● Page extract:
====================

I was in the audience at the Globant Open House at San Francisco Developer Week last night, and heard a lot of stories from Jason Hunter. Pet peeves, work experiences, things his mother once told him… oh boy. Our brilliant Chief Architect turned the event into what I’m calling, “Jason’s Story Time.”
Luckily these were good stories. Luckily he’s good on the spot. And luckily he’s generally pretty funny. Because he also decided he didn’t want to use slides, he just really wanted to tell stories. That Jason!
So let’s back up a little. What is Globant? They are an IT and Software Development company with offices all over the world. Their office in San Francisco, where this event took place, is small but very cool. It’s got that fresh start-up feel. You know, no walls, colored doors, bean bag chairs. It took a lot for me to not plop myself down in the fluffy white bean bag chair in the corner to listen to the presentation. Globant divides their business up by “studios” in different technology areas, rather than by vertical. Their eight studios are: Mobile, Big Data, Cloud Computing, Creative & Social, Quality Engineering, Gaming & Entertainment, Enterprise Consumerization, and Consumer Experience. They invited MarkLogic to present while they hosted a free developer event with pizza and beer.

====================

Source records
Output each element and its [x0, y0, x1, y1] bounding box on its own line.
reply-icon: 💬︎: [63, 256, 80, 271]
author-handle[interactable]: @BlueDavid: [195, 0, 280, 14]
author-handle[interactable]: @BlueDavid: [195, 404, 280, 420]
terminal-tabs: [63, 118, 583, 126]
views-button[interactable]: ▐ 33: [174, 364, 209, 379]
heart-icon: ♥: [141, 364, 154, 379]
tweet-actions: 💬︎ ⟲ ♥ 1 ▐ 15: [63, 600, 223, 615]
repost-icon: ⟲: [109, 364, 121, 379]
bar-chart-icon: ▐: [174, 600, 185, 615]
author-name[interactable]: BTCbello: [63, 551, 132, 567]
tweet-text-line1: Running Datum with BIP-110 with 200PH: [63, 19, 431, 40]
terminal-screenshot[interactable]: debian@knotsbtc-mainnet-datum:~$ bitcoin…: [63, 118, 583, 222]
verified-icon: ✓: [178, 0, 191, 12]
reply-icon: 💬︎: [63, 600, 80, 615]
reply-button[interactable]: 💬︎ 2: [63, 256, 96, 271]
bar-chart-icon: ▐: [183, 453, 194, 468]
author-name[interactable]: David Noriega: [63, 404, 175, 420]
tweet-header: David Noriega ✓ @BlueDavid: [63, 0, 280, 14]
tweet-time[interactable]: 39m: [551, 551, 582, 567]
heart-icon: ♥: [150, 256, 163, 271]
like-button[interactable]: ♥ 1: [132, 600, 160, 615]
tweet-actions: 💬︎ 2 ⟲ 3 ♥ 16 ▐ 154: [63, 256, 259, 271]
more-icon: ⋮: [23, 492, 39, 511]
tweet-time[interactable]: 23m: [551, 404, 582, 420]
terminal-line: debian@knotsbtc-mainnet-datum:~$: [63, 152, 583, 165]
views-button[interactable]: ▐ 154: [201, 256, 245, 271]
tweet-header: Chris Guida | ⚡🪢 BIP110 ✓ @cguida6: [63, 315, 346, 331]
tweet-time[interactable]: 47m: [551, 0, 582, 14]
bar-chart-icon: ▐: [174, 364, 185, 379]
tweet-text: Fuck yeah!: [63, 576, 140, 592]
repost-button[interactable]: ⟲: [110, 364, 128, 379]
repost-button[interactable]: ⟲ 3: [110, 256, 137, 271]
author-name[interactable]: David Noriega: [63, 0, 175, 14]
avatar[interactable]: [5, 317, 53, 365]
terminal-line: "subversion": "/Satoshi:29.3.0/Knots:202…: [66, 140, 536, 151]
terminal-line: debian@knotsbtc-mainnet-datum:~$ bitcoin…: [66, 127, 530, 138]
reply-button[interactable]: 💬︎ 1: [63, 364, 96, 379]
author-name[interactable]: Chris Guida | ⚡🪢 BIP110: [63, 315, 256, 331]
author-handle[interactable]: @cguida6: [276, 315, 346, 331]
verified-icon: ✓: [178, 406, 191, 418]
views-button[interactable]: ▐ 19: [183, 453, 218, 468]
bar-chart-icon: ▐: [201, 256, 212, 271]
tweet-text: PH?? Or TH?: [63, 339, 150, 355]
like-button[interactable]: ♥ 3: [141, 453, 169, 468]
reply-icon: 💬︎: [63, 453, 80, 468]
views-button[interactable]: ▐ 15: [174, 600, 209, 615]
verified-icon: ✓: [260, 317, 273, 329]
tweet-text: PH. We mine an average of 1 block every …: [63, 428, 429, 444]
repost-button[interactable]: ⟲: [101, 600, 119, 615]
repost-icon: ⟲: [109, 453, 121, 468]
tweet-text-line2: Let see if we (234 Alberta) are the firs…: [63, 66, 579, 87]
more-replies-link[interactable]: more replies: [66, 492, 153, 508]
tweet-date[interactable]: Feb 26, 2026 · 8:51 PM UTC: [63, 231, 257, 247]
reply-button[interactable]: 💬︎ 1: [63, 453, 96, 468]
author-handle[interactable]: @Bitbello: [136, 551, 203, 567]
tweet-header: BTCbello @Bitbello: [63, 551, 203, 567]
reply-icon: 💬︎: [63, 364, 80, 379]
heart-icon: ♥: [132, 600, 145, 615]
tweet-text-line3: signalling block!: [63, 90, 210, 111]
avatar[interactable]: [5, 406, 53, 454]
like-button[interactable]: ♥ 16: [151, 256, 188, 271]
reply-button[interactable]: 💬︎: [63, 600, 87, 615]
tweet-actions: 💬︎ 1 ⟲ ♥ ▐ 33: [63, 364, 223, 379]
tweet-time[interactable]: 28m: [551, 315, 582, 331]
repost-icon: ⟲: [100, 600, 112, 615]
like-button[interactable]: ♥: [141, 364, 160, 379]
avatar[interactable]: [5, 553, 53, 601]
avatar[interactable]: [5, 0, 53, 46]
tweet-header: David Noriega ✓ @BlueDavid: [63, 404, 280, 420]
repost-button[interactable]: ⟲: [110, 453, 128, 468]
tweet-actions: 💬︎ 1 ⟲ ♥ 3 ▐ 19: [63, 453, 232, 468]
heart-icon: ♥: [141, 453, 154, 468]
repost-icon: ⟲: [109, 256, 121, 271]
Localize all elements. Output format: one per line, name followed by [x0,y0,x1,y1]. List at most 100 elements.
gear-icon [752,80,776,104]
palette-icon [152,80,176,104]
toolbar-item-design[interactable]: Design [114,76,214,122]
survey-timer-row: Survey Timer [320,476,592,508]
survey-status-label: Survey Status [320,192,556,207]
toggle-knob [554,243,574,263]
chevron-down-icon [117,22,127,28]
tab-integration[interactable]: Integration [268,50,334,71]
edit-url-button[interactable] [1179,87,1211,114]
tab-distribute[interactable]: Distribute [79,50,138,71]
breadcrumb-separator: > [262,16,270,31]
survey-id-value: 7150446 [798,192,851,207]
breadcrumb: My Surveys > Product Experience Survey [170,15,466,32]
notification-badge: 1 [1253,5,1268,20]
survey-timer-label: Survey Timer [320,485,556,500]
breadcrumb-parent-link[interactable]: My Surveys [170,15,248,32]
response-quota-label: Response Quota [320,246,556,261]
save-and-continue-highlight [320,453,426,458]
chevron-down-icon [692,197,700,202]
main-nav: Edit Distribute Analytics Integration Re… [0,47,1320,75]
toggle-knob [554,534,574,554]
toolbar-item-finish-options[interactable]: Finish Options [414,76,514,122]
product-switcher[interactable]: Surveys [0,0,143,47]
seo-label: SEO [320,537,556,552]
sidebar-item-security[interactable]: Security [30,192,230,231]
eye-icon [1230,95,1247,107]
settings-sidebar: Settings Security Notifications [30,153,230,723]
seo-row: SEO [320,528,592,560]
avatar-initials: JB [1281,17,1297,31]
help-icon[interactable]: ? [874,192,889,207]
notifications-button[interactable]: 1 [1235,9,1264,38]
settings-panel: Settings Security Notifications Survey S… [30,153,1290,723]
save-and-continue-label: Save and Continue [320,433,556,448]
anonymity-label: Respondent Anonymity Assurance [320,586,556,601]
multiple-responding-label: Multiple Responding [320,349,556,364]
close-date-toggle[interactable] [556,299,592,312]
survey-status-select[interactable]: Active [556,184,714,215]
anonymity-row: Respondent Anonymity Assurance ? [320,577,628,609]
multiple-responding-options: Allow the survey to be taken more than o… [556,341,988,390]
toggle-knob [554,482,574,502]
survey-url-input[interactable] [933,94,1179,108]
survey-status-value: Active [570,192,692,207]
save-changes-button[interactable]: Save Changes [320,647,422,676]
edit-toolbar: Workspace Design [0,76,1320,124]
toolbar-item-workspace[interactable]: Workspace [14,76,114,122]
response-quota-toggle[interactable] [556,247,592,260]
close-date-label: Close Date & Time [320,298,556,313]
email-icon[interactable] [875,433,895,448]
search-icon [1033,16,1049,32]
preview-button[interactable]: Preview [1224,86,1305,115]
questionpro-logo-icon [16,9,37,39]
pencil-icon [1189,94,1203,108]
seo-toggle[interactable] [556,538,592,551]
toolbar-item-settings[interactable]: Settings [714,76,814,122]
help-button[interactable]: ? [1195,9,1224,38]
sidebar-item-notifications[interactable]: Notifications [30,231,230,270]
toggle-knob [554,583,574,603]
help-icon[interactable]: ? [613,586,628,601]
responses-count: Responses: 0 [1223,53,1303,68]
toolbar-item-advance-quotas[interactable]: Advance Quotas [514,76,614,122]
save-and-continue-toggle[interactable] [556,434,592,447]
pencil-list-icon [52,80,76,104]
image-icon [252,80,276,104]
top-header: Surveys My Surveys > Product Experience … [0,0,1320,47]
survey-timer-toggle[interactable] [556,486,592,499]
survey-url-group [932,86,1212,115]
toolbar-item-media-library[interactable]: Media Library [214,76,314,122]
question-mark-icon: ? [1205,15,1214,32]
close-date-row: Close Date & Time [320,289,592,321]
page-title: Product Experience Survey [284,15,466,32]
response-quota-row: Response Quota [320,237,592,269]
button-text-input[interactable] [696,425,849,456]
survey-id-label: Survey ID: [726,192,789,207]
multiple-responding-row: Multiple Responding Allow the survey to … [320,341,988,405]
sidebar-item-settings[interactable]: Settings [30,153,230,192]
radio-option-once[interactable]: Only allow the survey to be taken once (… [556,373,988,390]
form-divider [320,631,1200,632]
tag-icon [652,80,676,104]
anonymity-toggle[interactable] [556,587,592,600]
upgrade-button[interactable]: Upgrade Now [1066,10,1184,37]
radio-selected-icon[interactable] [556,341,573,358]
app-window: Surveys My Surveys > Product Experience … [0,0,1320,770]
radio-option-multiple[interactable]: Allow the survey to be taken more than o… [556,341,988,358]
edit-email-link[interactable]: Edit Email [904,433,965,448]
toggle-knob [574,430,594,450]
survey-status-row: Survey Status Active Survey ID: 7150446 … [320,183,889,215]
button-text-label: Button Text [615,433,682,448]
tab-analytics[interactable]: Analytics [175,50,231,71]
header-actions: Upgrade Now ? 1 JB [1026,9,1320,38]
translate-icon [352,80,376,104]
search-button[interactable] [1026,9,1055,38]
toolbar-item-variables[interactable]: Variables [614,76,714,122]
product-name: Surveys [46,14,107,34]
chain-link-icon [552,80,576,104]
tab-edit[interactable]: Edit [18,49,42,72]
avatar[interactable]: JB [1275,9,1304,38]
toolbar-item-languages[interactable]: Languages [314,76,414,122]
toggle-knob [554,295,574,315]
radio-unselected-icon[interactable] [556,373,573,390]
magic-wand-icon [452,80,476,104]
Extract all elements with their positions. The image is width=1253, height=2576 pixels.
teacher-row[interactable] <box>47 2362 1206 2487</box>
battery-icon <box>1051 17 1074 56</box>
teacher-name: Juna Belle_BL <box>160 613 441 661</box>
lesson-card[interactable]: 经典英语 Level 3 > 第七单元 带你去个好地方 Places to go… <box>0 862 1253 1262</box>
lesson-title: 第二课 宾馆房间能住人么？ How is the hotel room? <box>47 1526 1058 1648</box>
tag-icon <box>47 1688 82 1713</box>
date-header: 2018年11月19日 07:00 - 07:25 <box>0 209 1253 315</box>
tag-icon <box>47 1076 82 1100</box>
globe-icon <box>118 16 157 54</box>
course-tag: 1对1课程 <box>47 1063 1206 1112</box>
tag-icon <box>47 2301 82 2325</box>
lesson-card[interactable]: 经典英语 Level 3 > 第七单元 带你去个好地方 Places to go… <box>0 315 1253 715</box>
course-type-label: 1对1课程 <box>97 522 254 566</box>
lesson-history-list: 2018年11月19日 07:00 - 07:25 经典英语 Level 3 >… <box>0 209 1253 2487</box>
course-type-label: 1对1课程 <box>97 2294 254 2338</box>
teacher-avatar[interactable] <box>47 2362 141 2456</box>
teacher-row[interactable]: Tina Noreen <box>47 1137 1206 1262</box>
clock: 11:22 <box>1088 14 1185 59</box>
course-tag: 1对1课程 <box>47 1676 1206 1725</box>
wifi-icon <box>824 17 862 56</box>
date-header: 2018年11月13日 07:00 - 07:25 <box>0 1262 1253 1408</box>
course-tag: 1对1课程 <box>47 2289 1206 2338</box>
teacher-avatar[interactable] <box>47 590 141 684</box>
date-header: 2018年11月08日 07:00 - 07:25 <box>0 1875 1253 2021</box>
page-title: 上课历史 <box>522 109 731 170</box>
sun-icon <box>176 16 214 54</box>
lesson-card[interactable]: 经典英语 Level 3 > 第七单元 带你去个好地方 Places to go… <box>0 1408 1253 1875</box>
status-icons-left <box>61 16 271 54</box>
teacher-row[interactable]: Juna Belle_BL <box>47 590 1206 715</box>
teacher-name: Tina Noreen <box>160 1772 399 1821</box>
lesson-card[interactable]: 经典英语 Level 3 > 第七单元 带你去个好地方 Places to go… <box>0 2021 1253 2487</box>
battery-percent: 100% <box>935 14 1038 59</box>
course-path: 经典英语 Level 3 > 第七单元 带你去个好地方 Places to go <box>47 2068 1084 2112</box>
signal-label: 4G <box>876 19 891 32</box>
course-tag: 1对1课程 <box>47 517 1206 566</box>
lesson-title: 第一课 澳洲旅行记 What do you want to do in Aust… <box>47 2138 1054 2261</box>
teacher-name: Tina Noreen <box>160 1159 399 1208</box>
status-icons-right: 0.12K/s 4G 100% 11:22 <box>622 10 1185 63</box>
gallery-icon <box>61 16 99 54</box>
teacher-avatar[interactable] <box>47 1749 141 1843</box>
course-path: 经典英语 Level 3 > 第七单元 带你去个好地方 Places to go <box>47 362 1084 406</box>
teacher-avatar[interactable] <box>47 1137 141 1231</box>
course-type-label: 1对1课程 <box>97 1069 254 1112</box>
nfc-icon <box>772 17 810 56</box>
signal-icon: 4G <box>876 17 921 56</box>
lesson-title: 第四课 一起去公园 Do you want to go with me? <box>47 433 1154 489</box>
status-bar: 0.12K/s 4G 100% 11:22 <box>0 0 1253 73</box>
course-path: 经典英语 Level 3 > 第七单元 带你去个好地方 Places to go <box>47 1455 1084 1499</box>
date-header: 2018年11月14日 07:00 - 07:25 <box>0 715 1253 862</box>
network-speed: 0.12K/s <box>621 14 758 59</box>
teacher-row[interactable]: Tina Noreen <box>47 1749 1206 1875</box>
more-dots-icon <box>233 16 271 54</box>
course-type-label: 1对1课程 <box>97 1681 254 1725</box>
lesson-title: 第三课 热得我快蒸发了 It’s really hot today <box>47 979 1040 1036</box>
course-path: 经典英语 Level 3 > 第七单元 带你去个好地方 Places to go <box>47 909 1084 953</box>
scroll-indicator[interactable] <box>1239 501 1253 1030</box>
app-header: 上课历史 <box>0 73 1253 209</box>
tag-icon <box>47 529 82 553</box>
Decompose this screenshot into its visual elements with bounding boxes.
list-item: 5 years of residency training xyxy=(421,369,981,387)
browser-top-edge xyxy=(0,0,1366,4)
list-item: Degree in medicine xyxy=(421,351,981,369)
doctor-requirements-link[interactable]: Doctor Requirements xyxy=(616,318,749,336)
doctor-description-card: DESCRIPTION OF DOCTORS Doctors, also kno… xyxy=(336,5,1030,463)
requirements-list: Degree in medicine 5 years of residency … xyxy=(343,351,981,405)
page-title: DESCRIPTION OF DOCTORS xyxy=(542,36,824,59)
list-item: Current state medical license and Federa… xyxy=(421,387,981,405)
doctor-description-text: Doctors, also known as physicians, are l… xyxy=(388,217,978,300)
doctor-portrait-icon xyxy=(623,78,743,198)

====================

● Action item A: Name each of the studios into which Globant divides its business, according to the Globant Open House text.
● Action item B: In the Globant Open House text, what food and drink came with the free developer event?
● Action item C: Carry the Globant Open House text forward from its final sentence.

● Written reply A: Mobile, Big Data, Cloud Computing, Creative & Social, Quality Engineering, Gaming & Entertainment, Enterprise Consumerization, and Consumer Experience.

● Written reply B: Pizza and beer.

● Written reply C:
Jason told his story starting all the way back 10 or so years ago, when he began working at MarkLogic as “random coder guy,” and he basically went through our company’s history. Here are a few of the stories that stuck out to me:
“Bowling Pins.” The first version of MarkLogic he sold had XML storage, transactions, and instant search. The first field of interest? Publishing! So the publishing industry was MarkLogic’s first bowling pin. They thought we were fantastic for searching and transforming content. The next bowling pin was Government, specifically Intelligence Agencies. But in order to hit that one, MarkLogic needed to add more scaling abilities. So we kept adding what they needed and hired in the government field to satisfy requirements. Next bowling pin? Financial Services. Now these organizations really don’t like it if you lose data. So MarkLogic needed to be very transactional. The more pins you hit the more energy you get and the more MarkLogic began to evolve into what it is today.
“Naming NoSQL.” This one I like because I love saying that we were “NoSQL before NoSQL was cool.” Jason (and team at the time) asked themselves, what exactly is it that MarkLogic holds? It truly is not relational. But they didn’t want to define their category as not something. Not SQL? How negative is that? But then soon enough, the market came up with NoSQL (for Not Only SQL). Close enough!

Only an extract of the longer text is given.